▶ [EXERCISE]: Pick every line with "acid" from the material below.

[Figure data in JSON]
——————————

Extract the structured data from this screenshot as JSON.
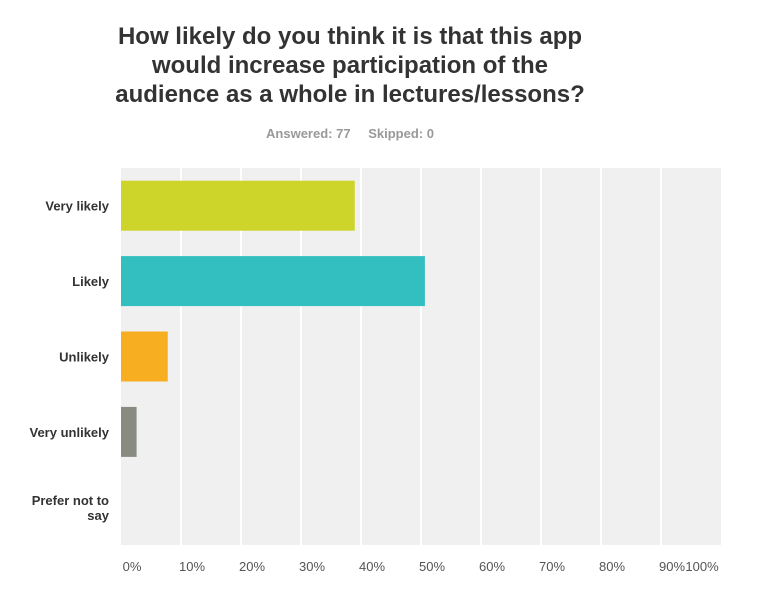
{
  "title_lines": [
    "How likely do you think it is that this app",
    "would increase participation of the",
    "audience as a whole in lectures/lessons?"
  ],
  "stats": {
    "answered": "Answered: 77",
    "skipped": "Skipped: 0"
  },
  "chart_data": {
    "type": "bar",
    "orientation": "horizontal",
    "categories": [
      [
        "Very likely"
      ],
      [
        "Likely"
      ],
      [
        "Unlikely"
      ],
      [
        "Very unlikely"
      ],
      [
        "Prefer not to",
        "say"
      ]
    ],
    "values": [
      38.96,
      50.65,
      7.79,
      2.6,
      0
    ],
    "colors": [
      "#cdd52a",
      "#33bfc0",
      "#f7ae21",
      "#888c80",
      "#cccccc"
    ],
    "xlim": [
      0,
      100
    ],
    "ticks": [
      "0%",
      "10%",
      "20%",
      "30%",
      "40%",
      "50%",
      "60%",
      "70%",
      "80%",
      "90%",
      "100%"
    ],
    "grid": true
  }
}
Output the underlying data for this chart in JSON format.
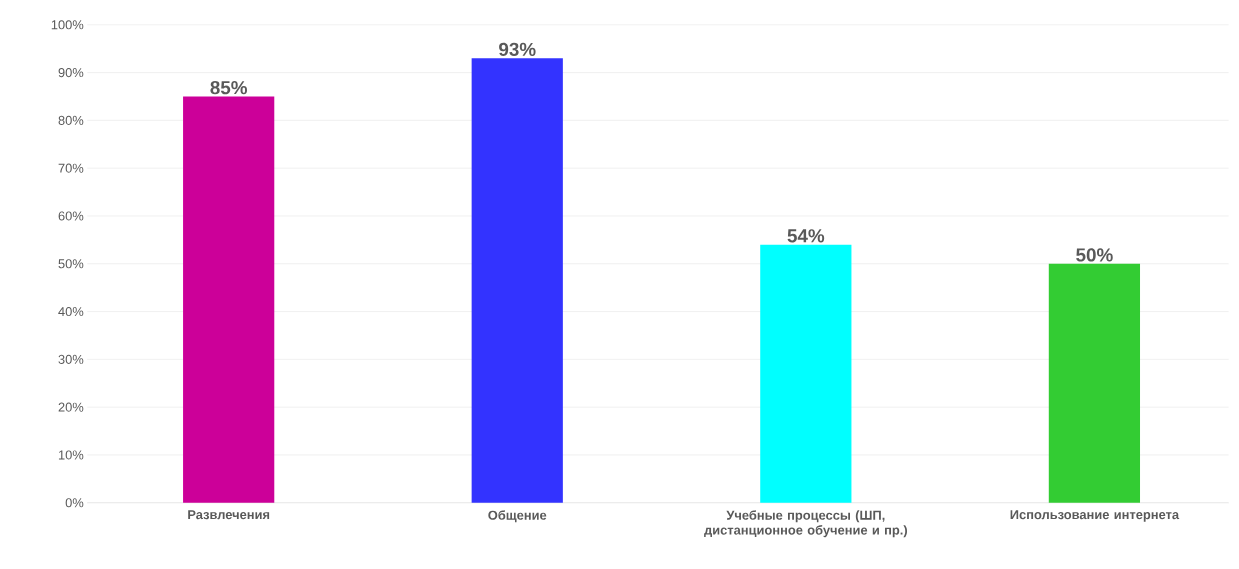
{
  "chart_data": {
    "type": "bar",
    "categories": [
      "Развлечения",
      "Общение",
      "Учебные процессы (ШП, дистанционное обучение и пр.)",
      "Использование интернета"
    ],
    "values": [
      85,
      93,
      54,
      50
    ],
    "colors": [
      "#cc0099",
      "#3333ff",
      "#00ffff",
      "#33cc33"
    ],
    "value_labels": [
      "85%",
      "93%",
      "54%",
      "50%"
    ],
    "ylim": [
      0,
      100
    ],
    "yticks": [
      {
        "value": 0,
        "label": "0%"
      },
      {
        "value": 10,
        "label": "10%"
      },
      {
        "value": 20,
        "label": "20%"
      },
      {
        "value": 30,
        "label": "30%"
      },
      {
        "value": 40,
        "label": "40%"
      },
      {
        "value": 50,
        "label": "50%"
      },
      {
        "value": 60,
        "label": "60%"
      },
      {
        "value": 70,
        "label": "70%"
      },
      {
        "value": 80,
        "label": "80%"
      },
      {
        "value": 90,
        "label": "90%"
      },
      {
        "value": 100,
        "label": "100%"
      }
    ],
    "grid": "y"
  }
}
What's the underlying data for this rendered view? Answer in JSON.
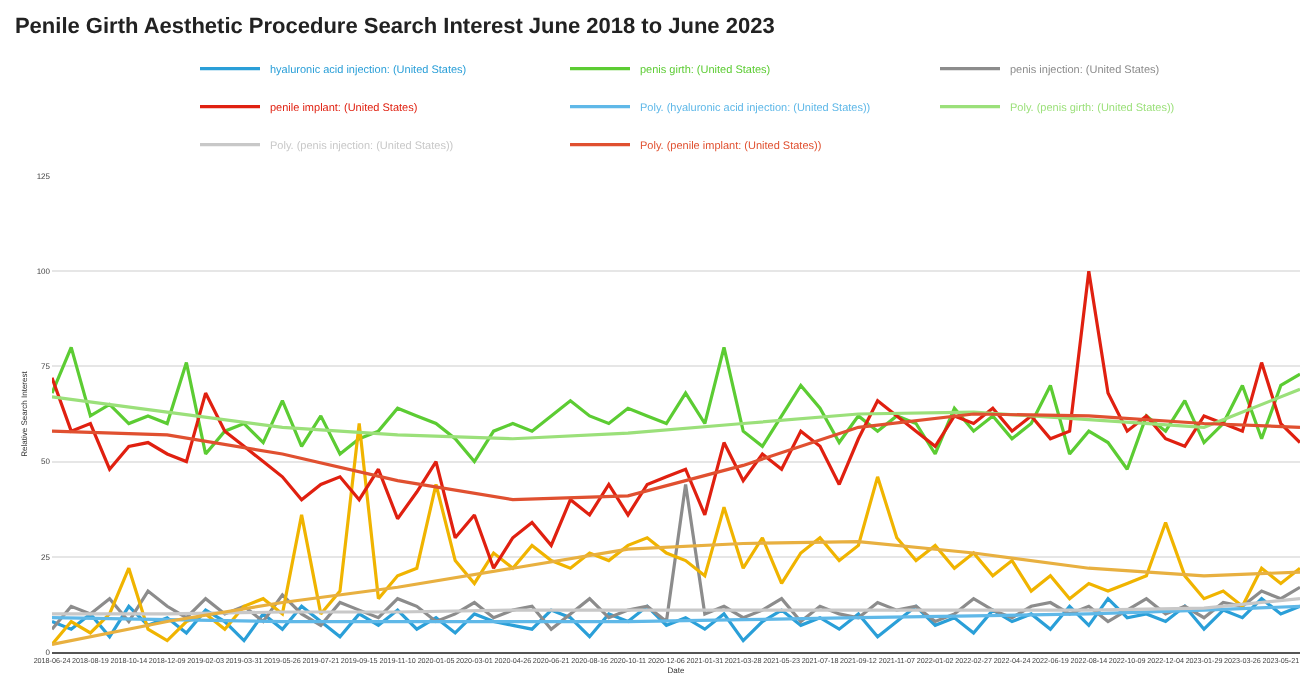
{
  "chart_data": {
    "type": "line",
    "title": "Penile Girth Aesthetic Procedure Search Interest June 2018 to June 2023",
    "xlabel": "Date",
    "ylabel": "Relative Search Interest",
    "x": [
      "2018-06-24",
      "2018-07-22",
      "2018-08-19",
      "2018-09-16",
      "2018-10-14",
      "2018-11-11",
      "2018-12-09",
      "2019-01-06",
      "2019-02-03",
      "2019-03-03",
      "2019-03-31",
      "2019-04-28",
      "2019-05-26",
      "2019-06-23",
      "2019-07-21",
      "2019-08-18",
      "2019-09-15",
      "2019-10-13",
      "2019-11-10",
      "2019-12-08",
      "2020-01-05",
      "2020-02-02",
      "2020-03-01",
      "2020-03-29",
      "2020-04-26",
      "2020-05-24",
      "2020-06-21",
      "2020-07-19",
      "2020-08-16",
      "2020-09-13",
      "2020-10-11",
      "2020-11-08",
      "2020-12-06",
      "2021-01-03",
      "2021-01-31",
      "2021-02-28",
      "2021-03-28",
      "2021-04-25",
      "2021-05-23",
      "2021-06-20",
      "2021-07-18",
      "2021-08-15",
      "2021-09-12",
      "2021-10-10",
      "2021-11-07",
      "2021-12-05",
      "2022-01-02",
      "2022-01-30",
      "2022-02-27",
      "2022-03-27",
      "2022-04-24",
      "2022-05-22",
      "2022-06-19",
      "2022-07-17",
      "2022-08-14",
      "2022-09-11",
      "2022-10-09",
      "2022-11-06",
      "2022-12-04",
      "2023-01-01",
      "2023-01-29",
      "2023-02-26",
      "2023-03-26",
      "2023-04-23",
      "2023-05-21",
      "2023-06-18"
    ],
    "series": [
      {
        "name": "hyaluronic acid injection: (United States)",
        "color": "#2a9fd8",
        "values": [
          8,
          6,
          10,
          4,
          12,
          7,
          9,
          5,
          11,
          8,
          3,
          10,
          6,
          12,
          8,
          4,
          10,
          7,
          11,
          6,
          9,
          5,
          10,
          8,
          7,
          6,
          11,
          9,
          4,
          10,
          8,
          12,
          7,
          9,
          6,
          10,
          3,
          8,
          11,
          7,
          9,
          6,
          10,
          4,
          8,
          12,
          7,
          9,
          5,
          11,
          8,
          10,
          6,
          12,
          7,
          14,
          9,
          10,
          8,
          12,
          6,
          11,
          9,
          14,
          10,
          12
        ]
      },
      {
        "name": "penis girth: (United States)",
        "color": "#5ccc33",
        "values": [
          68,
          80,
          62,
          65,
          60,
          62,
          60,
          76,
          52,
          58,
          60,
          55,
          66,
          54,
          62,
          52,
          56,
          58,
          64,
          62,
          60,
          56,
          50,
          58,
          60,
          58,
          62,
          66,
          62,
          60,
          64,
          62,
          60,
          68,
          60,
          80,
          58,
          54,
          62,
          70,
          64,
          55,
          62,
          58,
          62,
          60,
          52,
          64,
          58,
          62,
          56,
          60,
          70,
          52,
          58,
          55,
          48,
          62,
          58,
          66,
          55,
          60,
          70,
          56,
          70,
          73
        ]
      },
      {
        "name": "penis injection: (United States)",
        "color": "#8c8c8c",
        "values": [
          6,
          12,
          10,
          14,
          8,
          16,
          12,
          9,
          14,
          10,
          12,
          8,
          15,
          10,
          7,
          13,
          11,
          9,
          14,
          12,
          8,
          10,
          13,
          9,
          11,
          12,
          6,
          10,
          14,
          9,
          11,
          12,
          8,
          44,
          10,
          12,
          9,
          11,
          14,
          8,
          12,
          10,
          9,
          13,
          11,
          12,
          8,
          10,
          14,
          11,
          9,
          12,
          13,
          10,
          12,
          8,
          11,
          14,
          10,
          12,
          9,
          13,
          12,
          16,
          14,
          17
        ]
      },
      {
        "name": null,
        "color": "#f0b400",
        "values": [
          2,
          8,
          5,
          10,
          22,
          6,
          3,
          8,
          10,
          6,
          12,
          14,
          10,
          36,
          10,
          16,
          60,
          14,
          20,
          22,
          44,
          24,
          18,
          26,
          22,
          28,
          24,
          22,
          26,
          24,
          28,
          30,
          26,
          24,
          20,
          38,
          22,
          30,
          18,
          26,
          30,
          24,
          28,
          46,
          30,
          24,
          28,
          22,
          26,
          20,
          24,
          16,
          20,
          14,
          18,
          16,
          18,
          20,
          34,
          20,
          14,
          16,
          12,
          22,
          18,
          22
        ]
      },
      {
        "name": "penile implant: (United States)",
        "color": "#e02010",
        "values": [
          72,
          58,
          60,
          48,
          54,
          55,
          52,
          50,
          68,
          58,
          54,
          50,
          46,
          40,
          44,
          46,
          40,
          48,
          35,
          42,
          50,
          30,
          36,
          22,
          30,
          34,
          28,
          40,
          36,
          44,
          36,
          44,
          46,
          48,
          36,
          55,
          45,
          52,
          48,
          58,
          54,
          44,
          56,
          66,
          62,
          58,
          54,
          62,
          60,
          64,
          58,
          62,
          56,
          58,
          100,
          68,
          58,
          62,
          56,
          54,
          62,
          60,
          58,
          76,
          60,
          55
        ]
      },
      {
        "name": "Poly. (hyaluronic acid injection: (United States))",
        "color": "#5fb8e8",
        "x": [
          "2018-06-24",
          "2018-12-09",
          "2019-05-26",
          "2019-11-10",
          "2020-04-26",
          "2020-10-11",
          "2021-03-28",
          "2021-09-12",
          "2022-02-27",
          "2022-08-14",
          "2023-01-29",
          "2023-06-18"
        ],
        "values": [
          9,
          8.5,
          8,
          8,
          8,
          8,
          8.5,
          9,
          9.5,
          10,
          11,
          12
        ]
      },
      {
        "name": "Poly. (penis girth: (United States))",
        "color": "#9be07a",
        "x": [
          "2018-06-24",
          "2018-12-09",
          "2019-05-26",
          "2019-11-10",
          "2020-04-26",
          "2020-10-11",
          "2021-03-28",
          "2021-09-12",
          "2022-02-27",
          "2022-08-14",
          "2023-01-29",
          "2023-06-18"
        ],
        "values": [
          67,
          63,
          59,
          57,
          56,
          57.5,
          60,
          62.5,
          63,
          61,
          59,
          69
        ]
      },
      {
        "name": "Poly. (penis injection: (United States))",
        "color": "#c8c8c8",
        "x": [
          "2018-06-24",
          "2018-12-09",
          "2019-05-26",
          "2019-11-10",
          "2020-04-26",
          "2020-10-11",
          "2021-03-28",
          "2021-09-12",
          "2022-02-27",
          "2022-08-14",
          "2023-01-29",
          "2023-06-18"
        ],
        "values": [
          10,
          10,
          10.5,
          10.5,
          11,
          11,
          11,
          11,
          11,
          11,
          11.5,
          14
        ]
      },
      {
        "name": null,
        "color": "#e8b040",
        "x": [
          "2018-06-24",
          "2018-12-09",
          "2019-05-26",
          "2019-11-10",
          "2020-04-26",
          "2020-10-11",
          "2021-03-28",
          "2021-09-12",
          "2022-02-27",
          "2022-08-14",
          "2023-01-29",
          "2023-06-18"
        ],
        "values": [
          2,
          8,
          13,
          17,
          22,
          27,
          28.5,
          29,
          26,
          22,
          20,
          21
        ]
      },
      {
        "name": "Poly. (penile implant: (United States))",
        "color": "#e05030",
        "x": [
          "2018-06-24",
          "2018-12-09",
          "2019-05-26",
          "2019-11-10",
          "2020-04-26",
          "2020-10-11",
          "2021-03-28",
          "2021-09-12",
          "2022-02-27",
          "2022-08-14",
          "2023-01-29",
          "2023-06-18"
        ],
        "values": [
          58,
          57,
          52,
          45,
          40,
          41,
          49,
          59,
          62.5,
          62,
          60,
          59
        ]
      }
    ],
    "xlim": [
      "2018-06-24",
      "2023-06-18"
    ],
    "xticks": [
      {
        "value": "2018-06-24",
        "label": "2018-06-24"
      },
      {
        "value": "2018-08-19",
        "label": "2018-08-19"
      },
      {
        "value": "2018-10-14",
        "label": "2018-10-14"
      },
      {
        "value": "2018-12-09",
        "label": "2018-12-09"
      },
      {
        "value": "2019-02-03",
        "label": "2019-02-03"
      },
      {
        "value": "2019-03-31",
        "label": "2019-03-31"
      },
      {
        "value": "2019-05-26",
        "label": "2019-05-26"
      },
      {
        "value": "2019-07-21",
        "label": "2019-07-21"
      },
      {
        "value": "2019-09-15",
        "label": "2019-09-15"
      },
      {
        "value": "2019-11-10",
        "label": "2019-11-10"
      },
      {
        "value": "2020-01-05",
        "label": "2020-01-05"
      },
      {
        "value": "2020-03-01",
        "label": "2020-03-01"
      },
      {
        "value": "2020-04-26",
        "label": "2020-04-26"
      },
      {
        "value": "2020-06-21",
        "label": "2020-06-21"
      },
      {
        "value": "2020-08-16",
        "label": "2020-08-16"
      },
      {
        "value": "2020-10-11",
        "label": "2020-10-11"
      },
      {
        "value": "2020-12-06",
        "label": "2020-12-06"
      },
      {
        "value": "2021-01-31",
        "label": "2021-01-31"
      },
      {
        "value": "2021-03-28",
        "label": "2021-03-28"
      },
      {
        "value": "2021-05-23",
        "label": "2021-05-23"
      },
      {
        "value": "2021-07-18",
        "label": "2021-07-18"
      },
      {
        "value": "2021-09-12",
        "label": "2021-09-12"
      },
      {
        "value": "2021-11-07",
        "label": "2021-11-07"
      },
      {
        "value": "2022-01-02",
        "label": "2022-01-02"
      },
      {
        "value": "2022-02-27",
        "label": "2022-02-27"
      },
      {
        "value": "2022-04-24",
        "label": "2022-04-24"
      },
      {
        "value": "2022-06-19",
        "label": "2022-06-19"
      },
      {
        "value": "2022-08-14",
        "label": "2022-08-14"
      },
      {
        "value": "2022-10-09",
        "label": "2022-10-09"
      },
      {
        "value": "2022-12-04",
        "label": "2022-12-04"
      },
      {
        "value": "2023-01-29",
        "label": "2023-01-29"
      },
      {
        "value": "2023-03-26",
        "label": "2023-03-26"
      },
      {
        "value": "2023-05-21",
        "label": "2023-05-21"
      }
    ],
    "ylim": [
      0,
      125
    ],
    "yticks": [
      0,
      25,
      50,
      75,
      100,
      125
    ],
    "grid": "y",
    "legend": "top right",
    "marker": "none",
    "line_style": "solid"
  }
}
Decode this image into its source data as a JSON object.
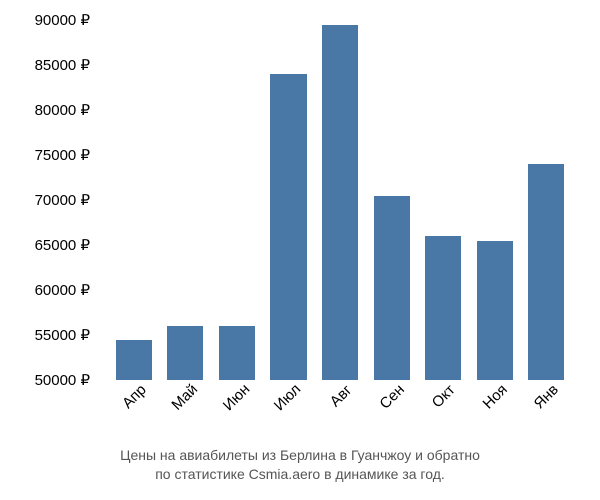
{
  "chart": {
    "type": "bar",
    "categories": [
      "Апр",
      "Май",
      "Июн",
      "Июл",
      "Авг",
      "Сен",
      "Окт",
      "Ноя",
      "Янв"
    ],
    "values": [
      54500,
      56000,
      56000,
      84000,
      89500,
      70500,
      66000,
      65500,
      74000
    ],
    "bar_color": "#4a78a6",
    "ylim": [
      50000,
      90000
    ],
    "ytick_step": 5000,
    "ytick_labels": [
      "50000 ₽",
      "55000 ₽",
      "60000 ₽",
      "65000 ₽",
      "70000 ₽",
      "75000 ₽",
      "80000 ₽",
      "85000 ₽",
      "90000 ₽"
    ],
    "ytick_values": [
      50000,
      55000,
      60000,
      65000,
      70000,
      75000,
      80000,
      85000,
      90000
    ],
    "background_color": "#ffffff",
    "label_fontsize": 15,
    "caption_fontsize": 14,
    "caption_color": "#555555",
    "bar_width": 0.7,
    "x_label_rotation": -45
  },
  "caption": {
    "line1": "Цены на авиабилеты из Берлина в Гуанчжоу и обратно",
    "line2": "по статистике Csmia.aero в динамике за год."
  }
}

——————————

▶ [RESULT]:
        "name": "hyaluronic acid injection: (United States)",
        "name": "Poly. (hyaluronic acid injection: (United States))",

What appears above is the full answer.